::: SUPPLIED DATA :::

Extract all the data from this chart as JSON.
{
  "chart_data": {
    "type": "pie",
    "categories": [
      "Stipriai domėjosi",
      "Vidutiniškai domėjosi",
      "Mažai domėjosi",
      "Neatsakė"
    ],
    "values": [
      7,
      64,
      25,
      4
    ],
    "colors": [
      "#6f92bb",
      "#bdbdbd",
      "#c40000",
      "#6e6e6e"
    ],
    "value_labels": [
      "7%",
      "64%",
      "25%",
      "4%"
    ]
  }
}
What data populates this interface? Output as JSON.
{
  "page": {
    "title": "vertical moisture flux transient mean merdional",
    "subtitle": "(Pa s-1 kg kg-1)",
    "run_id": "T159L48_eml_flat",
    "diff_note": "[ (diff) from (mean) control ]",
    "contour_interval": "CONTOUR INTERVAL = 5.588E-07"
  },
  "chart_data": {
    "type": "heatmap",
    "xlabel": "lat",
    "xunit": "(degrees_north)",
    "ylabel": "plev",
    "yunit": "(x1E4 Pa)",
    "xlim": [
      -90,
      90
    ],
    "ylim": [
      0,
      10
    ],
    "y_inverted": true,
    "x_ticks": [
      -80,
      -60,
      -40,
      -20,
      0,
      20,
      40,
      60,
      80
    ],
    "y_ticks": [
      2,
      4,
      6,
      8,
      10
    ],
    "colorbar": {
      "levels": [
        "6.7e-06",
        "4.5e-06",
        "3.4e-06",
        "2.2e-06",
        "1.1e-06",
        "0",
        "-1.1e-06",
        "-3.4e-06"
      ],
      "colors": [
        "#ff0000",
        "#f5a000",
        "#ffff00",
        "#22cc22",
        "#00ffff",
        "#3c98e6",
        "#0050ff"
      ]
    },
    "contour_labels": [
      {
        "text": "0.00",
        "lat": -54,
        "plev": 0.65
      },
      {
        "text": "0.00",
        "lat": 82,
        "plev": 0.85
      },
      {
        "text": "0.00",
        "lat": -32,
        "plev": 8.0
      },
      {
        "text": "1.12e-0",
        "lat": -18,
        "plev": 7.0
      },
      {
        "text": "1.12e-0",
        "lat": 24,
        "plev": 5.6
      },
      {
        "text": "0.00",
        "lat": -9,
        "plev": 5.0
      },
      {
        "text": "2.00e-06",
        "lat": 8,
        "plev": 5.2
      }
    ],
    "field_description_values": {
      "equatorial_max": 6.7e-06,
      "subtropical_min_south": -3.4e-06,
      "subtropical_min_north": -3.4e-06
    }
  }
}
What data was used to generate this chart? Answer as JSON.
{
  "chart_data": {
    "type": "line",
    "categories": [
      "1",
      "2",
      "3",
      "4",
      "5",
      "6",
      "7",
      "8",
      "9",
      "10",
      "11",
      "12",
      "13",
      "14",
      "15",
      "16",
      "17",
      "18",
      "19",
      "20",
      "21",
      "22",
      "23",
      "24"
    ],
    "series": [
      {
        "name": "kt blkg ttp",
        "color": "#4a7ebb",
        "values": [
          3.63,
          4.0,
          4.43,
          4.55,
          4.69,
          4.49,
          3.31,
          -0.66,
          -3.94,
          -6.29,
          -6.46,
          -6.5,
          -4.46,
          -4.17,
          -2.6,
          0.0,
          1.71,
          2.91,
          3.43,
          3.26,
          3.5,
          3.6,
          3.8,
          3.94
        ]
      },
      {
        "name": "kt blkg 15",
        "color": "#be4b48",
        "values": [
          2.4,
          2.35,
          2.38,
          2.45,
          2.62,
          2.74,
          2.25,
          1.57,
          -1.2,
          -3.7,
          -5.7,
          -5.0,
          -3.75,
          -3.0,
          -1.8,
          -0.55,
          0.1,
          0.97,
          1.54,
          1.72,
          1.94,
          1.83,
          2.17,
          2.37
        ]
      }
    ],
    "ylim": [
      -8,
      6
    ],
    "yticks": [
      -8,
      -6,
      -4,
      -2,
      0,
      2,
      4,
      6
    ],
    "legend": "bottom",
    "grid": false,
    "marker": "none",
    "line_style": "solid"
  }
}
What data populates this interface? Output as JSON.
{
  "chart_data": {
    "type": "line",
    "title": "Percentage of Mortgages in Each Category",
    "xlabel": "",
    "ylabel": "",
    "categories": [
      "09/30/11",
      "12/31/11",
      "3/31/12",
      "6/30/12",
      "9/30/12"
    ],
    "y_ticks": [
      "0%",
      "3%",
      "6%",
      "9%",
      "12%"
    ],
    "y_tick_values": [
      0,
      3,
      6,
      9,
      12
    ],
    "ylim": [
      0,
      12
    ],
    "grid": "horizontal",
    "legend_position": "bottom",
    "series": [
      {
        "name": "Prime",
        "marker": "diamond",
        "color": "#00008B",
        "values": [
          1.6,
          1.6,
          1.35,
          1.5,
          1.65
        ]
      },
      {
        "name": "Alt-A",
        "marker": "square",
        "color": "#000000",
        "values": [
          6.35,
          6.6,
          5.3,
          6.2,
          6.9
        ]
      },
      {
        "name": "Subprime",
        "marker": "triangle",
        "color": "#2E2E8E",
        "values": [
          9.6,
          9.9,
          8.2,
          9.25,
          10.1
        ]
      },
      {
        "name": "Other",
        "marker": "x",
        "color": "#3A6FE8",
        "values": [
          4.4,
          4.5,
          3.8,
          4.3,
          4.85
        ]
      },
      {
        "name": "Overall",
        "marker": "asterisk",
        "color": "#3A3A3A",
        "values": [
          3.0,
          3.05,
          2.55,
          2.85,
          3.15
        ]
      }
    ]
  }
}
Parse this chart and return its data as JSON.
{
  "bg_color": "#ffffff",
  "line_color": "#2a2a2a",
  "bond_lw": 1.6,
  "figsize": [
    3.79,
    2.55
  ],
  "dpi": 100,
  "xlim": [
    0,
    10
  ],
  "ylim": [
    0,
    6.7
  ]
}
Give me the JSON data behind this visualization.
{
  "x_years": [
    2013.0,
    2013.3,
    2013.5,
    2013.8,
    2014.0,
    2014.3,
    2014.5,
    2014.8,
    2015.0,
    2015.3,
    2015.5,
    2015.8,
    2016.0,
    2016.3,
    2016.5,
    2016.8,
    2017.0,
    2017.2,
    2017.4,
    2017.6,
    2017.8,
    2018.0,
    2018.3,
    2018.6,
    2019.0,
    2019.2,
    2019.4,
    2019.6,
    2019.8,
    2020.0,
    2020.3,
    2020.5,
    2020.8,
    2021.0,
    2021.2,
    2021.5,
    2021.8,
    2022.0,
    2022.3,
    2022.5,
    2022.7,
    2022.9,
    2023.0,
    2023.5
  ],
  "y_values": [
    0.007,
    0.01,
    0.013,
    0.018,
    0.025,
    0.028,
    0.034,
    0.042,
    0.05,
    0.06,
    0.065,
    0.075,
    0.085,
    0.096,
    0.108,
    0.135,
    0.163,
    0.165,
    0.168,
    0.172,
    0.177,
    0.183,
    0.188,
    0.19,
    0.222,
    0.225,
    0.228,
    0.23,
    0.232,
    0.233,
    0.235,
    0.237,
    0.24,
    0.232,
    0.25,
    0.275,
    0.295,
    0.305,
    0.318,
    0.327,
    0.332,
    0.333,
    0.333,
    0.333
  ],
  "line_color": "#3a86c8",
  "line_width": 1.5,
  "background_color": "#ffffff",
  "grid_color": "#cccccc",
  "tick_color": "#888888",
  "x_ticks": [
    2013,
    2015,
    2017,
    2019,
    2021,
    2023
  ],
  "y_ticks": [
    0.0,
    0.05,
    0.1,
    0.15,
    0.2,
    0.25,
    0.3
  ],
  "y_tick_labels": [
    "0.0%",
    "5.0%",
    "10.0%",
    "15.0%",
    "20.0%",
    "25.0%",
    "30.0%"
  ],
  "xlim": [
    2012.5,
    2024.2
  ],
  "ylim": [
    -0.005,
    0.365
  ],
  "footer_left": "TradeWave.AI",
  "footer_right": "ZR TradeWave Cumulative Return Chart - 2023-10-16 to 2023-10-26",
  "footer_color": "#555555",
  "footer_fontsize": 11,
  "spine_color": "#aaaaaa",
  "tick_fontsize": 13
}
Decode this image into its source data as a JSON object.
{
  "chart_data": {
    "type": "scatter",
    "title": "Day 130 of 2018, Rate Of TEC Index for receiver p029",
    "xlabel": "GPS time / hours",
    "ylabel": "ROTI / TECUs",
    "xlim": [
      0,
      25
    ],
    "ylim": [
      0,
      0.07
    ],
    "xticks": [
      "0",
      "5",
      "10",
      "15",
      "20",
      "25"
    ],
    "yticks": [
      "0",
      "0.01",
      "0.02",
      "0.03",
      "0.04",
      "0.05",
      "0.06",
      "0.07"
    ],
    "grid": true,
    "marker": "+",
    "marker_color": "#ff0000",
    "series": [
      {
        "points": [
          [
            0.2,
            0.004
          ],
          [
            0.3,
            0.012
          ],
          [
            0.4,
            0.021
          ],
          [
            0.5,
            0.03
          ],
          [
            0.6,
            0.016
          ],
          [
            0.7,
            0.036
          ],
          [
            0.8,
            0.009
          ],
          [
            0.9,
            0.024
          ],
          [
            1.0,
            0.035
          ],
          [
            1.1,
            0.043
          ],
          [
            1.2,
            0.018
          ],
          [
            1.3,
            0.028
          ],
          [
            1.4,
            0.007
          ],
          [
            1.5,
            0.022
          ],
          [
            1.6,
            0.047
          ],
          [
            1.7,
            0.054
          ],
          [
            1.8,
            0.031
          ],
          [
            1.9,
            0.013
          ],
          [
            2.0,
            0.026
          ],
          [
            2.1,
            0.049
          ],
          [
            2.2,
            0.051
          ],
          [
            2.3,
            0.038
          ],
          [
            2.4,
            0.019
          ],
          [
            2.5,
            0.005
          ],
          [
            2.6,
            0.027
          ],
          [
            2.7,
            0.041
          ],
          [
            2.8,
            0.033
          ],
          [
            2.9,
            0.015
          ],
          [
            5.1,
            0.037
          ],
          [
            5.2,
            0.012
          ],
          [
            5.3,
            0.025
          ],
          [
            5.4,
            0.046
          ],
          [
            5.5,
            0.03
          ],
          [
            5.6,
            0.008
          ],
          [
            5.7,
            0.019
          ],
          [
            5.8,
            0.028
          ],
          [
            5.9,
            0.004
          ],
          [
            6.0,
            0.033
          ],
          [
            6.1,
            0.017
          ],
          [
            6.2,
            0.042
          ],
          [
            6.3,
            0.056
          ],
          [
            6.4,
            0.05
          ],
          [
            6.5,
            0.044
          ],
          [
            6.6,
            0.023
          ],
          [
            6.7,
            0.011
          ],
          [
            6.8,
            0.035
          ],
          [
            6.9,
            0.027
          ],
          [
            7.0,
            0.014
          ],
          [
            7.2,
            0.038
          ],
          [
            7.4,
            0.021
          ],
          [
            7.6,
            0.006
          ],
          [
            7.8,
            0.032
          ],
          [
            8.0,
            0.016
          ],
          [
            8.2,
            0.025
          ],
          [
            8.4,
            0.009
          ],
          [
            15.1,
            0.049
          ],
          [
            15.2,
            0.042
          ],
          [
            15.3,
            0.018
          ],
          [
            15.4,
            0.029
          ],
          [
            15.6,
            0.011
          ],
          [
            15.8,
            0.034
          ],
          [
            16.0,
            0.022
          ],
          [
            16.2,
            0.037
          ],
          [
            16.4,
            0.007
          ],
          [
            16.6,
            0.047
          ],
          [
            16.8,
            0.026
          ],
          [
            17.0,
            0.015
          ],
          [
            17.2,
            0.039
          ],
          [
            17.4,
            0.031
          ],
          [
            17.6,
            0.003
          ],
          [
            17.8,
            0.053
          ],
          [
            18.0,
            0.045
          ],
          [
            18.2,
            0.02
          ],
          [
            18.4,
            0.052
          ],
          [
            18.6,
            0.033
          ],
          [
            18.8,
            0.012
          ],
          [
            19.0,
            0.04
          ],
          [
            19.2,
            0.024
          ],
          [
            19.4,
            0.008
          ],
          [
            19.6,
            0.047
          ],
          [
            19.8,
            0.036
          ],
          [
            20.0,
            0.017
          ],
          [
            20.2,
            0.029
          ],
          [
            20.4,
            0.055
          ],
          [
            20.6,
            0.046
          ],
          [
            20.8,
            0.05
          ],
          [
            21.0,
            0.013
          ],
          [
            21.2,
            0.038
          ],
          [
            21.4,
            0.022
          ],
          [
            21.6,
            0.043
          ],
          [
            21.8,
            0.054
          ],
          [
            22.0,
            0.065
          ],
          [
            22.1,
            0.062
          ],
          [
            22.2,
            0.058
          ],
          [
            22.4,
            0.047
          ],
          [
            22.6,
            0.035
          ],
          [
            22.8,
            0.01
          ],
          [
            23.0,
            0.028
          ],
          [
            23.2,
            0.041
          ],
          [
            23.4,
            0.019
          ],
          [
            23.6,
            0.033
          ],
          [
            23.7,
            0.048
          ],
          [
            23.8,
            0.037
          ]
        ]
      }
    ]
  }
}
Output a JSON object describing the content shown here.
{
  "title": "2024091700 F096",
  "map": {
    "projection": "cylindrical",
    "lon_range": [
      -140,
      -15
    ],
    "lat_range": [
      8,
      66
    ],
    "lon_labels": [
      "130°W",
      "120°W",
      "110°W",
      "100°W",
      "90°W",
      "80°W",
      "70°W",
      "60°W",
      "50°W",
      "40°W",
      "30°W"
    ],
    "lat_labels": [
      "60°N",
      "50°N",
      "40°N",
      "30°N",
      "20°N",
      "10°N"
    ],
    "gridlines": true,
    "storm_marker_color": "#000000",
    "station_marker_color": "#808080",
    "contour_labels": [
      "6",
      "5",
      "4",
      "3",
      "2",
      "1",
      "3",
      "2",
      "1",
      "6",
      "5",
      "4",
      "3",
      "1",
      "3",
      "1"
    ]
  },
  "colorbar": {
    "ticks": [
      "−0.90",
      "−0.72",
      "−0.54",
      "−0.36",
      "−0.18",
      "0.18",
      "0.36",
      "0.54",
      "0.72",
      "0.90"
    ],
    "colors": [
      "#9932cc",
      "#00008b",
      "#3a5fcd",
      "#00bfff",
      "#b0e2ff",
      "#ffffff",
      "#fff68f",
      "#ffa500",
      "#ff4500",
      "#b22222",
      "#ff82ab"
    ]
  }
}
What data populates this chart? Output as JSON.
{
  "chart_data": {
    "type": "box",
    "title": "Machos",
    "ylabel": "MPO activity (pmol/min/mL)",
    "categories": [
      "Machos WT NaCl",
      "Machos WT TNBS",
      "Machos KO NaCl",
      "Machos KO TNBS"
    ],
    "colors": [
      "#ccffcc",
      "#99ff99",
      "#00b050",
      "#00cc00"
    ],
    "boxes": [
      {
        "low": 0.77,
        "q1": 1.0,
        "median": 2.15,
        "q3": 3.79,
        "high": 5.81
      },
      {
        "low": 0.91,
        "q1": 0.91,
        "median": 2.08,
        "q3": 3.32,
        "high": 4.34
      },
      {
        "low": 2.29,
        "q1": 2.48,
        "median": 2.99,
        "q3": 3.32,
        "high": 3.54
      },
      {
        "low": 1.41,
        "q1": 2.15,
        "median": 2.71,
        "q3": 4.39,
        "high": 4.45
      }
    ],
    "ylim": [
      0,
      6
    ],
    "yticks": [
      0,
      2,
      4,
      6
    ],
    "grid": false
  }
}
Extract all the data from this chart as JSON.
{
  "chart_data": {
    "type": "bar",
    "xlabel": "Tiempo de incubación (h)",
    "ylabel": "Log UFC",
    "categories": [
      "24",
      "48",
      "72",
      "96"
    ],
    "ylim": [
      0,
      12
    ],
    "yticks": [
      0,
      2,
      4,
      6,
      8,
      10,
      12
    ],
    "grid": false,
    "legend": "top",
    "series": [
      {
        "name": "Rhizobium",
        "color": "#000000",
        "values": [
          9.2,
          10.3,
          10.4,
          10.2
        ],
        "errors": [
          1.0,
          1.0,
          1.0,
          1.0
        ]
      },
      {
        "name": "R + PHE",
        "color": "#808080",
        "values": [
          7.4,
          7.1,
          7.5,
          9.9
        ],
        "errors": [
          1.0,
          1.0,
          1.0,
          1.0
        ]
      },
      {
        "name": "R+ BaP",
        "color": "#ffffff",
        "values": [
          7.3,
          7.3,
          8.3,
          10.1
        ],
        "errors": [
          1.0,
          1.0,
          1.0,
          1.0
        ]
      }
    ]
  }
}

:::

* [AIM]:
Whichever lines contain the string "type", select and copy them.

* [ANSWER BELOW]:
    "type": "pie",
    "type": "heatmap",
    "type": "line",
    "type": "line",
    "type": "scatter",
    "type": "box",
    "type": "bar",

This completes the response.